* Data records *
════════

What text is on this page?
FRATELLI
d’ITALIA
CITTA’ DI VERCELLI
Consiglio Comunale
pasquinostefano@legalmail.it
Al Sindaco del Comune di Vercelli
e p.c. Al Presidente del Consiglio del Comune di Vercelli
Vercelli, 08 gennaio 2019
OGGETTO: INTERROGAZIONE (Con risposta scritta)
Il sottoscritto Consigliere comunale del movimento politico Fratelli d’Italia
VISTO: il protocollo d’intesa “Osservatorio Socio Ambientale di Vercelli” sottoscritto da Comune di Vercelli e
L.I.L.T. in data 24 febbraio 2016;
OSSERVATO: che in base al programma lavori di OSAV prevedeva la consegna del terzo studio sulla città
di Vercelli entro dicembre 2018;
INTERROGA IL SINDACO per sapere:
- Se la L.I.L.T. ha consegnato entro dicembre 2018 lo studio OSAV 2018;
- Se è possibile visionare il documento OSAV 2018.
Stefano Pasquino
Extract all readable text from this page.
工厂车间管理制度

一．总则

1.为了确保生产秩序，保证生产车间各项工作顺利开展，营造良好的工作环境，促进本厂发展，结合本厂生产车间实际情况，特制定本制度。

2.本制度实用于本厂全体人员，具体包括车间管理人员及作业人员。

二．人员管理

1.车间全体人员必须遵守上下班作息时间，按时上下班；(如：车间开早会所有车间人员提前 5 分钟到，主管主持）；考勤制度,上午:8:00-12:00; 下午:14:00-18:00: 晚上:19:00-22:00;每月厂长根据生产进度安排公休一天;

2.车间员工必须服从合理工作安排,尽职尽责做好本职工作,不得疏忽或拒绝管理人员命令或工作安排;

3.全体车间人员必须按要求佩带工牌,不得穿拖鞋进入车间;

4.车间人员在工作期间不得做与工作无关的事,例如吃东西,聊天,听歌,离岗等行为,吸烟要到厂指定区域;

════════

* GOAL OF THE EXERCISE *
Consider the entries above and return each line with the string "text".

* TASK SOLUTION *
What text is on this page?
Extract all readable text from this page.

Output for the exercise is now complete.